Write out all of the entries exactly as given.

[start LISTED ENTRIES]

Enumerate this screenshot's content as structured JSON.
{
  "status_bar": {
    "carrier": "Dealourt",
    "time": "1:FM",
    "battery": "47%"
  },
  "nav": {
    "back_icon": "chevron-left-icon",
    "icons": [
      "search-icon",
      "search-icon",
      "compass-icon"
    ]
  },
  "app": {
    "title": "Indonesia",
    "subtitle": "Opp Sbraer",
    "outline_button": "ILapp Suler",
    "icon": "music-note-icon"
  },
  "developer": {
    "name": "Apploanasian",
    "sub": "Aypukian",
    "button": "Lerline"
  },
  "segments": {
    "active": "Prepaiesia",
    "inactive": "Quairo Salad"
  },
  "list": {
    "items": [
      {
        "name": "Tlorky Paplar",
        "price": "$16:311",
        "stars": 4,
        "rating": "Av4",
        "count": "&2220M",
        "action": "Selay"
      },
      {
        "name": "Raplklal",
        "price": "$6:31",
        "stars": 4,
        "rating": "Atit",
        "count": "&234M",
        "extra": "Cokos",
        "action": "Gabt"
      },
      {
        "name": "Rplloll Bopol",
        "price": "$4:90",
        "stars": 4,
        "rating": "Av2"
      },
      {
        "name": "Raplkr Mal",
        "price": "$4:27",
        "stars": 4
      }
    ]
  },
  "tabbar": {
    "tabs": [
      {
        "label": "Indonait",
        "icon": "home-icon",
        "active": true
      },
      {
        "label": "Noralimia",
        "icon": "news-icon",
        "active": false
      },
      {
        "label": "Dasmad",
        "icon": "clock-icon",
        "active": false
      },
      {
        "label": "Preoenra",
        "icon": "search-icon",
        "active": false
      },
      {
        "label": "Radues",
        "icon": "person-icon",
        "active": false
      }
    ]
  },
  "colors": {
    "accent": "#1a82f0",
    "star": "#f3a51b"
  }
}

[end LISTED ENTRIES]

* _THE SOLUTION_
Enumerate this screenshot's content as structured JSON.
{
  "status_bar": {
    "carrier": "Dealourt",
    "time": "1:FM",
    "battery": "47%"
  },
  "nav": {
    "back_icon": "chevron-left-icon",
    "icons": [
      "search-icon",
      "search-icon",
      "compass-icon"
    ]
  },
  "app": {
    "title": "Indonesia",
    "subtitle": "Opp Sbraer",
    "outline_button": "ILapp Suler",
    "icon": "music-note-icon"
  },
  "developer": {
    "name": "Apploanasian",
    "sub": "Aypukian",
    "button": "Lerline"
  },
  "segments": {
    "active": "Prepaiesia",
    "inactive": "Quairo Salad"
  },
  "list": {
    "items": [
      {
        "name": "Tlorky Paplar",
        "price": "$16:311",
        "stars": 4,
        "rating": "Av4",
        "count": "&2220M",
        "action": "Selay"
      },
      {
        "name": "Raplklal",
        "price": "$6:31",
        "stars": 4,
        "rating": "Atit",
        "count": "&234M",
        "extra": "Cokos",
        "action": "Gabt"
      },
      {
        "name": "Rplloll Bopol",
        "price": "$4:90",
        "stars": 4,
        "rating": "Av2"
      },
      {
        "name": "Raplkr Mal",
        "price": "$4:27",
        "stars": 4
      }
    ]
  },
  "tabbar": {
    "tabs": [
      {
        "label": "Indonait",
        "icon": "home-icon",
        "active": true
      },
      {
        "label": "Noralimia",
        "icon": "news-icon",
        "active": false
      },
      {
        "label": "Dasmad",
        "icon": "clock-icon",
        "active": false
      },
      {
        "label": "Preoenra",
        "icon": "search-icon",
        "active": false
      },
      {
        "label": "Radues",
        "icon": "person-icon",
        "active": false
      }
    ]
  },
  "colors": {
    "accent": "#1a82f0",
    "star": "#f3a51b"
  }
}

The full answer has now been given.